▶ What this task involves: Reproduce, word for word, the passage of the breastfeeding account that begins at the words "I felt like" and stops after "after his birth.".

It’s hard for me to find the words to start with this story. A lot has happened in the almost 2 years since I’ve had my little boy and I don’t know how much longer we’ll continue to breastfeed. But if my story can help inspire and empower others then I want to share it.
Not being able to breastfeed was a big fear
I can begin by telling you that breastfeeding is much more than calories for my son. And for me, it has been one of the best yet most difficult experiences of my life. Breastfeeding, as well as motherhood, is empowering. I’ve learned and grown a lot and I feel passionate and strong enough to share my journey.
Since the moment I was pregnant one of my biggest fears was not being able to breastfeed. It was a big desire for me to be able to be as conscious and natural as possible in motherhood. I wanted to go back to my roots and my ancestry. I wanted to avoid anything that could make my journey anything but instinctive.
Since the moment I was pregnant one of my biggest fears was not being able to breastfeed.
I felt like I’d failed by having a c-section
After 24hours of labour, which ended in a c-section, I already thought I had failed as a mother. I remember I was very dizzy and confused. I barely could speak and I just told my mom not to let them give my son formula. All the nurses rejected and they said that it was so dangerous because I wasn’t well! I was shaking a lot and I was weak, but my love and God gave me the strength I needed. I insisted and even demanded they give me my baby and my Mom was also there to protect us.
Grandma was doing an amazing job (biologically all family tree changes and grows when a baby is born, and so grandma was there to help). So my mom helped me hold my baby while I was breastfeeding him. I remember she even held my jaw and arms to keep me from shaking and moving so much. So I successfully was able to nurse my baby in those first few hours after his birth.
My mom helped me hold my baby while I was breastfeeding him. I remember she even held my jaw and arms to keep me from shaking and moving so much.

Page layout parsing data
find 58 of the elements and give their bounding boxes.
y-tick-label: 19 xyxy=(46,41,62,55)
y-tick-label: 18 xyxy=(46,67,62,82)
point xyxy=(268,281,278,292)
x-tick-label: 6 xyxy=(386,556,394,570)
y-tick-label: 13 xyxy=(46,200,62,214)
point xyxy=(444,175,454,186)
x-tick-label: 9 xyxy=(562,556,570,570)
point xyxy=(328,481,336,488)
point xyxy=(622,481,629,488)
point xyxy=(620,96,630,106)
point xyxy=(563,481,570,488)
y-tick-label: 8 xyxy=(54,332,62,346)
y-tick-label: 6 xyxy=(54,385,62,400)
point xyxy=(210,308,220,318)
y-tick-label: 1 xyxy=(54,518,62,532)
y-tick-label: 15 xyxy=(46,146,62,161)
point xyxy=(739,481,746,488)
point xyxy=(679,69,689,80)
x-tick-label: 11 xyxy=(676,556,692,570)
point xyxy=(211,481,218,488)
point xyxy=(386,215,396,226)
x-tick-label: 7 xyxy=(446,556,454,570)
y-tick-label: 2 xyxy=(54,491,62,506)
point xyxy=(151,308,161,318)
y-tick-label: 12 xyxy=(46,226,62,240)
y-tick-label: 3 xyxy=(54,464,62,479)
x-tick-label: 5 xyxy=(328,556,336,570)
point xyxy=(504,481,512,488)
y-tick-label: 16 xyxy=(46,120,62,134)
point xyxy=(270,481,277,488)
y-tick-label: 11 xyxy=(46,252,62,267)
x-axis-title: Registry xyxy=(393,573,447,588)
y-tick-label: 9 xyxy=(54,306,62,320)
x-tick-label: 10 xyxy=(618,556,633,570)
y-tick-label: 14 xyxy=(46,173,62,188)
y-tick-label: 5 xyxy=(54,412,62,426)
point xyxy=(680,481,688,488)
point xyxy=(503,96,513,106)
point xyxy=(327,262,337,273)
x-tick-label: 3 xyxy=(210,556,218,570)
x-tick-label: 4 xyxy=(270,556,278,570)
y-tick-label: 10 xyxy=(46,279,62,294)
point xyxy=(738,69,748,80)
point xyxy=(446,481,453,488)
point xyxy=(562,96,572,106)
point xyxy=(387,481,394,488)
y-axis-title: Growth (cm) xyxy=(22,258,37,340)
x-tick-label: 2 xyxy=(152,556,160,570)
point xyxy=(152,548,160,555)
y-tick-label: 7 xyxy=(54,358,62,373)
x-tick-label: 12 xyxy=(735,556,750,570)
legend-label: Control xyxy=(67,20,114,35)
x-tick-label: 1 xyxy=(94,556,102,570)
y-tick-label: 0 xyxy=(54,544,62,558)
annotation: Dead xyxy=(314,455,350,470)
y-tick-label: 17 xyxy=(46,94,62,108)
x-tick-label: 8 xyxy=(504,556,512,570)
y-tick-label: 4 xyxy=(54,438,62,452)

▶ Exercise response:
I felt like I’d failed by having a c-section
After 24hours of labour, which ended in a c-section, I already thought I had failed as a mother. I remember I was very dizzy and confused. I barely could speak and I just told my mom not to let them give my son formula. All the nurses rejected and they said that it was so dangerous because I wasn’t well! I was shaking a lot and I was weak, but my love and God gave me the strength I needed. I insisted and even demanded they give me my baby and my Mom was also there to protect us.
Grandma was doing an amazing job (biologically all family tree changes and grows when a baby is born, and so grandma was there to help). So my mom helped me hold my baby while I was breastfeeding him. I remember she even held my jaw and arms to keep me from shaking and moving so much. So I successfully was able to nurse my baby in those first few hours after his birth.